▸ AIM:
Below are the records; locate each line with the word "точно" and copy it.

▸ THE INPUT:
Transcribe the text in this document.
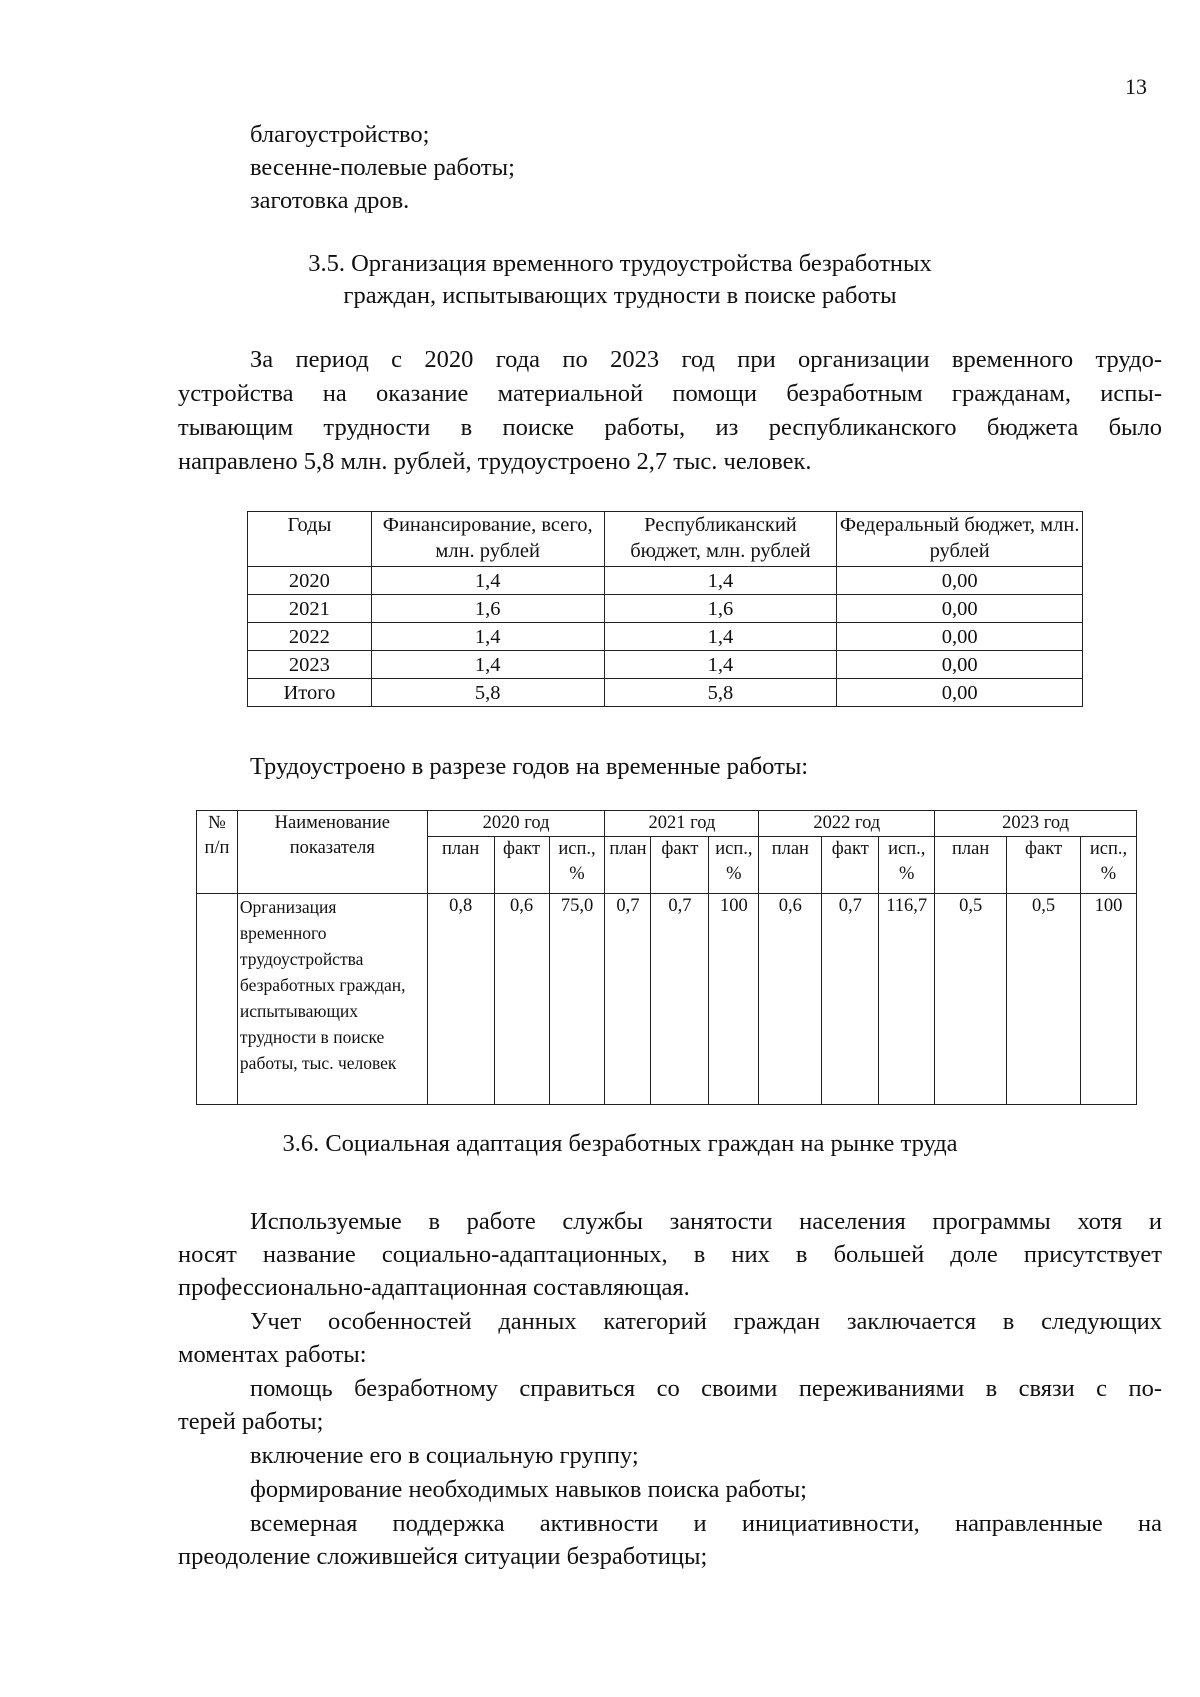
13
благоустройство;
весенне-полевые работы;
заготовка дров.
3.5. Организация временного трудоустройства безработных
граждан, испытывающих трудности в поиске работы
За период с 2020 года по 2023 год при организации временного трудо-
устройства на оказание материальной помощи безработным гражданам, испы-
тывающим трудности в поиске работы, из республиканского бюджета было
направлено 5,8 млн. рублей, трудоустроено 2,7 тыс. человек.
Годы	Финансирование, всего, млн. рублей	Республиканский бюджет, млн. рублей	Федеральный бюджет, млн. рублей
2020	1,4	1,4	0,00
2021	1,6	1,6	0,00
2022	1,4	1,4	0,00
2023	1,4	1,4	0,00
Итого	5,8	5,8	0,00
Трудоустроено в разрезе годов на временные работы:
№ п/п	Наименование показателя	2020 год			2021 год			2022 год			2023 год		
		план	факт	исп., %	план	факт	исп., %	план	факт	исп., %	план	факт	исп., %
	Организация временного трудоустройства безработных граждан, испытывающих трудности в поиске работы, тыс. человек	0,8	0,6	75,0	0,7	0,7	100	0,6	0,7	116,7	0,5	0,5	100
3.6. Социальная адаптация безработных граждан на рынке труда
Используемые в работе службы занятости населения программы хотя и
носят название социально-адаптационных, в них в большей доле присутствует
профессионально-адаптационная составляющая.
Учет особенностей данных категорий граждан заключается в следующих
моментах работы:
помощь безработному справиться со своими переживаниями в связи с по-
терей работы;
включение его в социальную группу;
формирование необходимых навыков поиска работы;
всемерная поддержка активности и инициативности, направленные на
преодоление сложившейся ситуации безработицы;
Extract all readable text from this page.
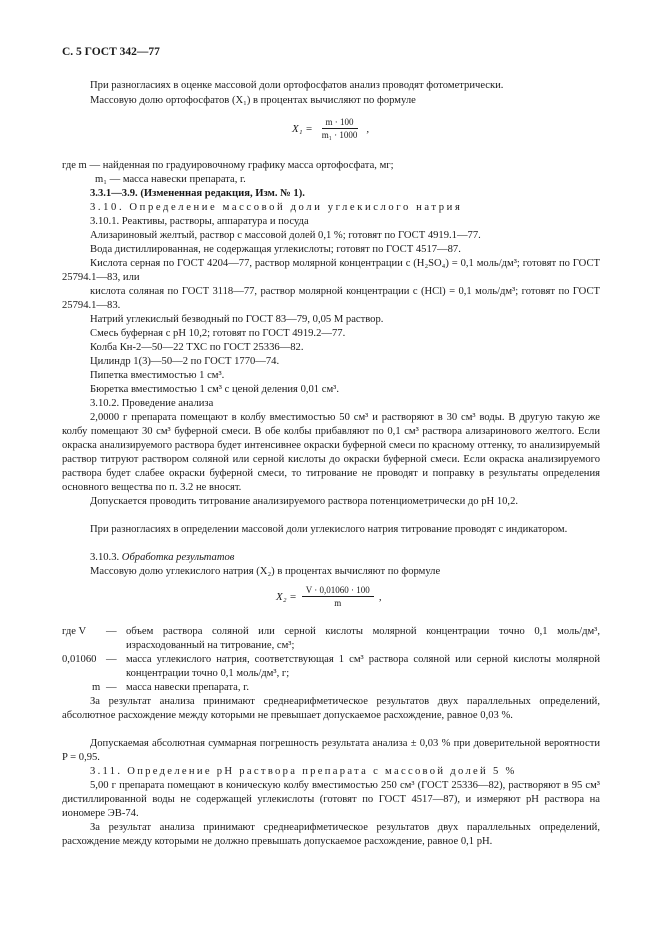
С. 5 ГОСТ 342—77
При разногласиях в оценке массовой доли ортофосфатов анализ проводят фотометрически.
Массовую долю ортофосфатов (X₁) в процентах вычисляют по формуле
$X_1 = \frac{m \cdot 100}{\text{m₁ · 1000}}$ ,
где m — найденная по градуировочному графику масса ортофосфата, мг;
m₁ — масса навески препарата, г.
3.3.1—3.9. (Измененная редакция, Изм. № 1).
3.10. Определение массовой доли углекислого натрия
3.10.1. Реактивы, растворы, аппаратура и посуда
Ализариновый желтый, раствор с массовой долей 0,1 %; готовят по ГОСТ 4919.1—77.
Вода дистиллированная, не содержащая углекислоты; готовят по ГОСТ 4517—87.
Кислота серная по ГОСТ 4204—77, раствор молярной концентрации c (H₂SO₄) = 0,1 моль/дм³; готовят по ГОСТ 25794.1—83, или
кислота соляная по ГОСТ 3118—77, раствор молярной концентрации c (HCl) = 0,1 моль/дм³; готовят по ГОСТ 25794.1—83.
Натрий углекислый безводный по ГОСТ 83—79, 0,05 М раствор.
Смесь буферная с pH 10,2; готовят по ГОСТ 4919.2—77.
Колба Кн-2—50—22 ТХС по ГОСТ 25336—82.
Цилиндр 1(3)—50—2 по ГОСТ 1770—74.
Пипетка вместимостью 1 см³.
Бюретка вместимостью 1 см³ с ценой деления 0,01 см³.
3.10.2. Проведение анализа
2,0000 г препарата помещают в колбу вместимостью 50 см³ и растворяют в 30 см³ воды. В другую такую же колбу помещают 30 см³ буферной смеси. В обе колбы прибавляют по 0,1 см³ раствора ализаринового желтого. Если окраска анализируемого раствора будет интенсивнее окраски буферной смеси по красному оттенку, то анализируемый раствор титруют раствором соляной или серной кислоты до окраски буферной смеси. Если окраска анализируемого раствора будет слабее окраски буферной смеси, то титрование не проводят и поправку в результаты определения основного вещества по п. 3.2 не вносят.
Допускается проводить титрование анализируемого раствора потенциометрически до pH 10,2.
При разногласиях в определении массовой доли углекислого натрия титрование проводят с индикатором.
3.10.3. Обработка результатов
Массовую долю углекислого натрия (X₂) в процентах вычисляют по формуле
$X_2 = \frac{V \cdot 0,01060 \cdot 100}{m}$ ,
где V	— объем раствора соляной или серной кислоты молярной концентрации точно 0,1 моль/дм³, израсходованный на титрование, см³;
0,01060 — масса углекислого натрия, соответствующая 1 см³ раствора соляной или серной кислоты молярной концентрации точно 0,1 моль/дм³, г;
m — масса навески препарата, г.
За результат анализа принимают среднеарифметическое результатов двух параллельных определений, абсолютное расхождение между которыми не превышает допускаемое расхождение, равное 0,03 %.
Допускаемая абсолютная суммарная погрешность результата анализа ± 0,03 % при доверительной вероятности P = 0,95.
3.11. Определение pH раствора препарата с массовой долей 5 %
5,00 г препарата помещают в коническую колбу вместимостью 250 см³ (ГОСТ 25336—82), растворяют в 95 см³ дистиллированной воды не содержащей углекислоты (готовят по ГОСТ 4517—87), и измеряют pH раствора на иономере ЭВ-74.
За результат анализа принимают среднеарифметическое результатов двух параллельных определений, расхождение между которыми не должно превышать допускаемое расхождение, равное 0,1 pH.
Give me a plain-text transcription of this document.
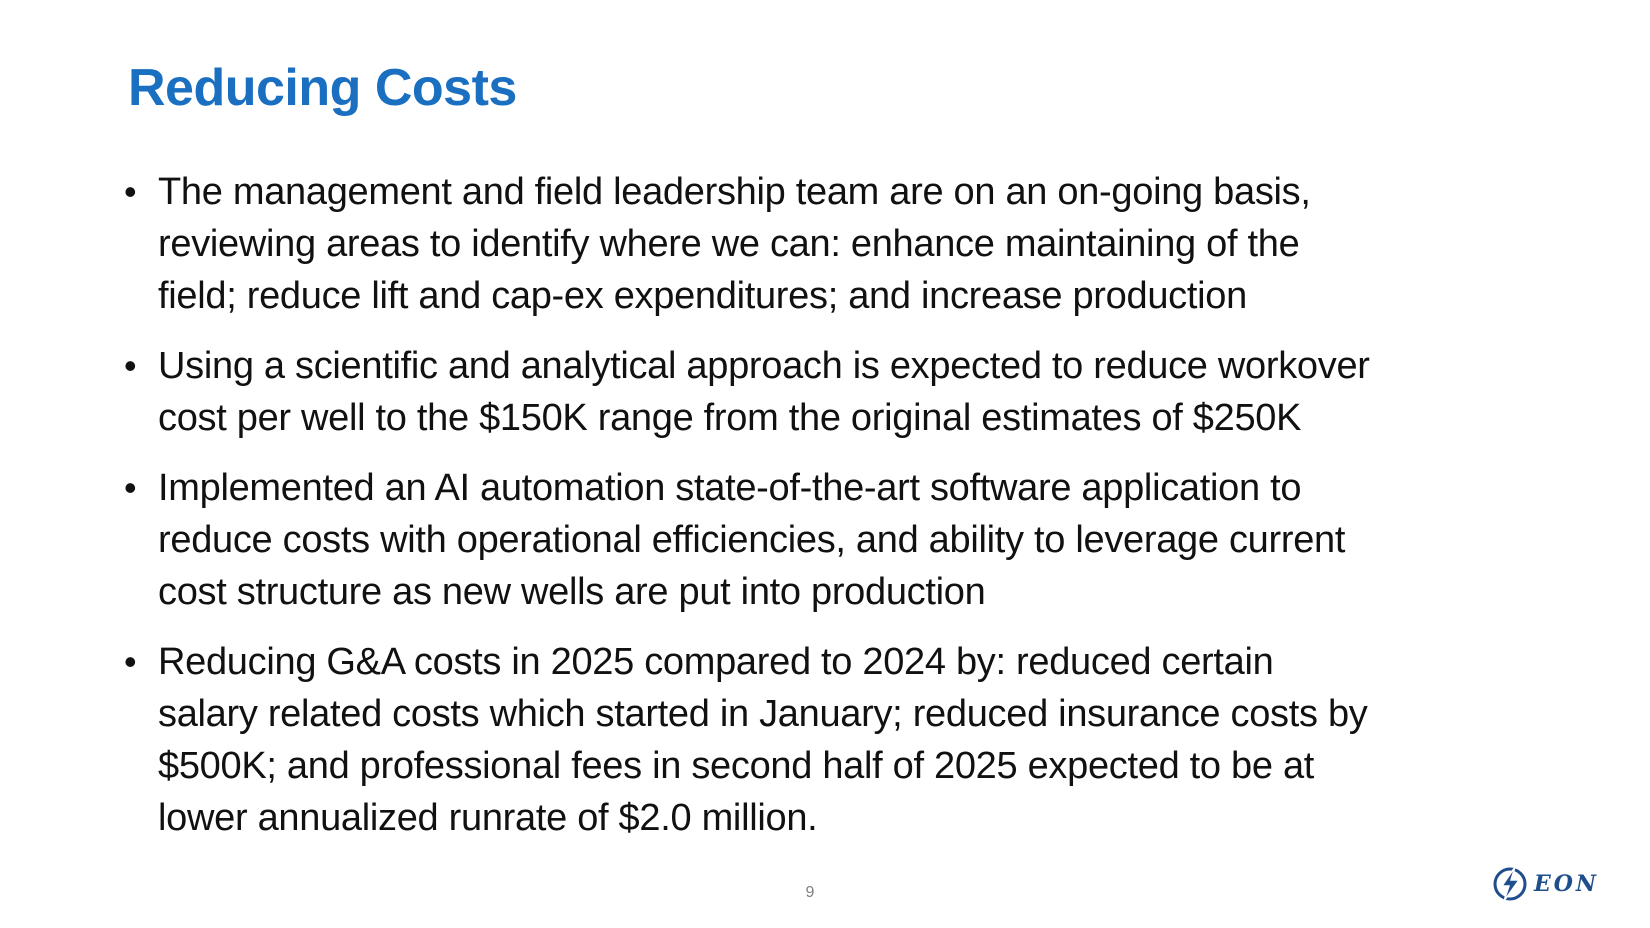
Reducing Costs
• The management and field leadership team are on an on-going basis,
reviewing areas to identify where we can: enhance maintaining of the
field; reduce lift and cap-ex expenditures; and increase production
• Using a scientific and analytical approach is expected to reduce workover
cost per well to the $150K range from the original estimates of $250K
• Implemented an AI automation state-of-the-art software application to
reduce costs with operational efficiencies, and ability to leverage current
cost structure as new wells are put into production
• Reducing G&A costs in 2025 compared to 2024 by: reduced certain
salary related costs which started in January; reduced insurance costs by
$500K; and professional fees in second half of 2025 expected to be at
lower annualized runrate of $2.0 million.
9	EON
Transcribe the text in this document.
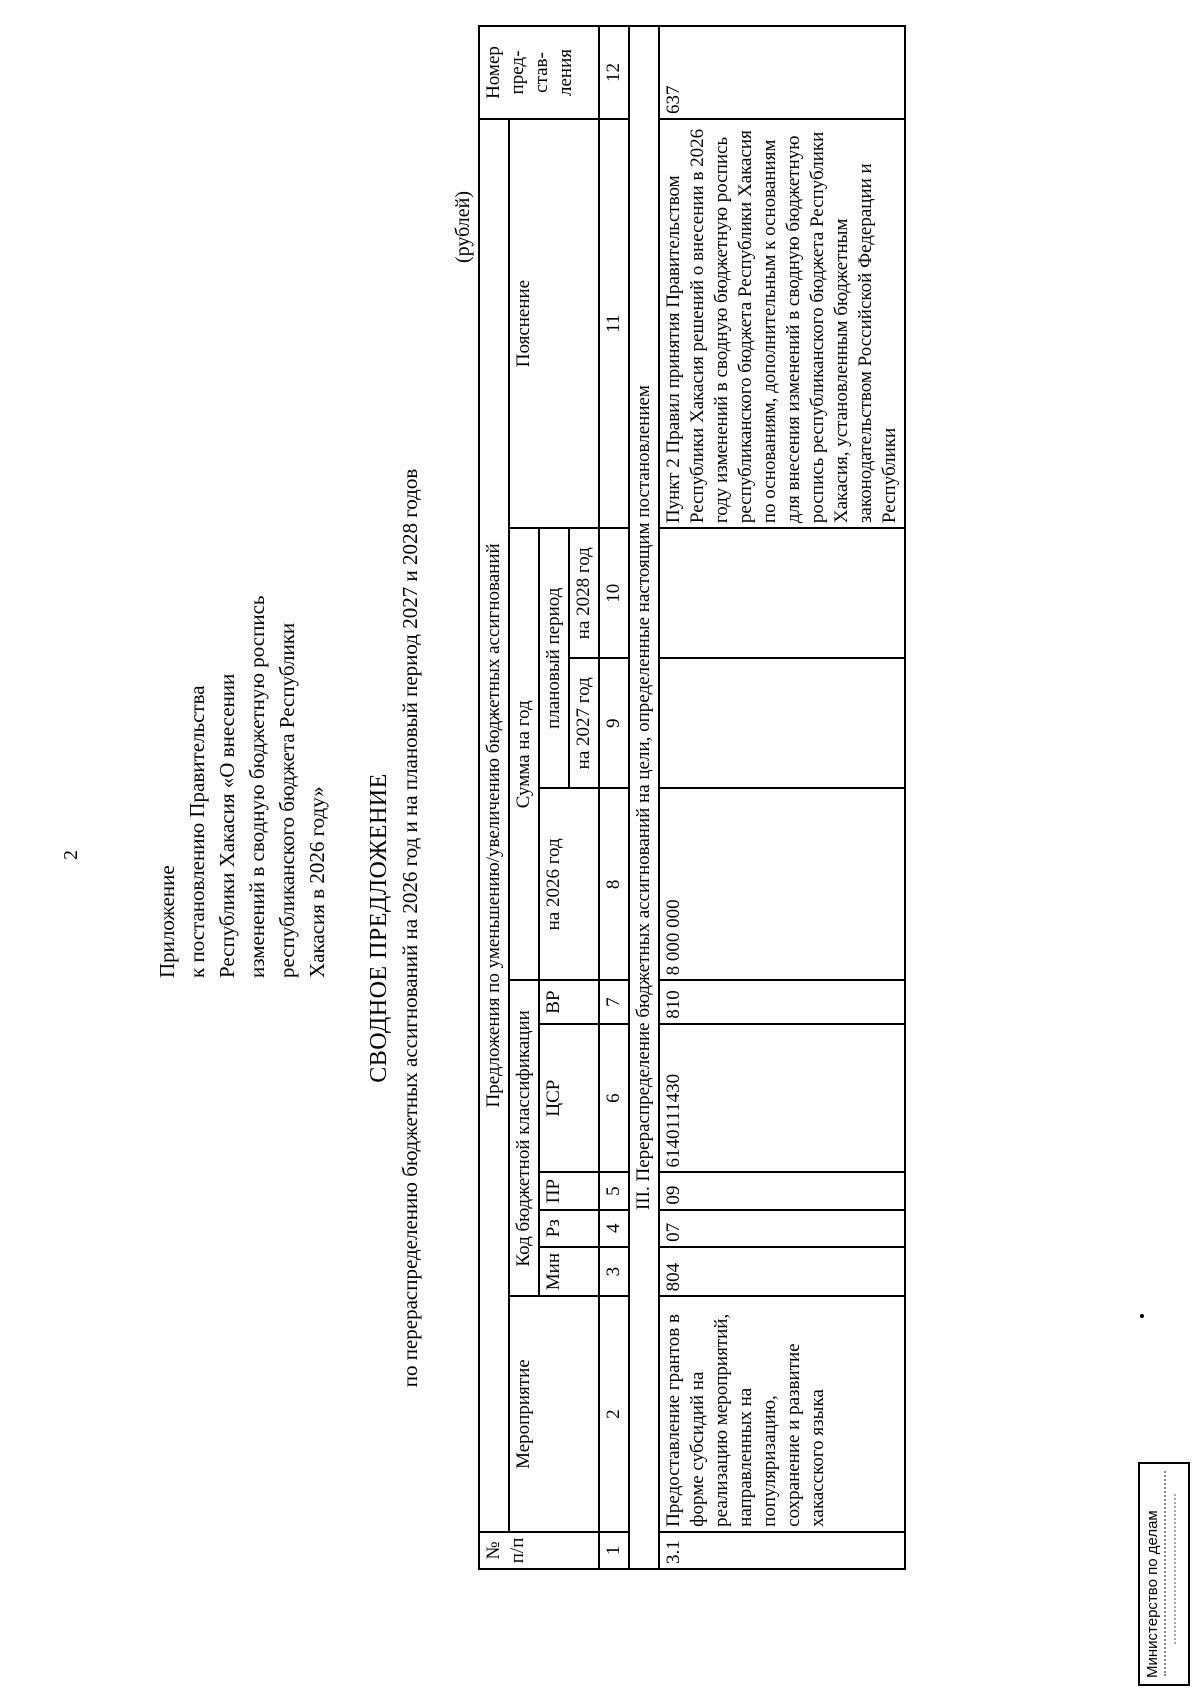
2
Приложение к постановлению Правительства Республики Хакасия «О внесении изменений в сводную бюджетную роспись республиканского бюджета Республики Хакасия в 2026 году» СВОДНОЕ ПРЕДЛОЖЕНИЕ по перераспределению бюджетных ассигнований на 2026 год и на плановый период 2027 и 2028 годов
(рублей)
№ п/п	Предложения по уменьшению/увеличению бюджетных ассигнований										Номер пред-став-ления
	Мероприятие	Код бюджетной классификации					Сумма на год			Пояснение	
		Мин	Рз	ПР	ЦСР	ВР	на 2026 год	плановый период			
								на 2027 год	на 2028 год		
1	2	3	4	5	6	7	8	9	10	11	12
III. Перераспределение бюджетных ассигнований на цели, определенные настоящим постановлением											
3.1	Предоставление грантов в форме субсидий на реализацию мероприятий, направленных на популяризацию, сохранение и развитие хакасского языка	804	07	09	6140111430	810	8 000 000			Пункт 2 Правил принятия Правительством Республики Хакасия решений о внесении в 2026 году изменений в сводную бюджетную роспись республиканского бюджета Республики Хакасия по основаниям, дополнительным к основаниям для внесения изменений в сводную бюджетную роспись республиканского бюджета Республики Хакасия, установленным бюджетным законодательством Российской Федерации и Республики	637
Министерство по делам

▸ FULL ANSWER:
где V	— объем раствора соляной или серной кислоты молярной концентрации точно 0,1 моль/дм³, израсходованный на титрование, см³;
0,01060 — масса углекислого натрия, соответствующая 1 см³ раствора соляной или серной кислоты молярной концентрации точно 0,1 моль/дм³, г;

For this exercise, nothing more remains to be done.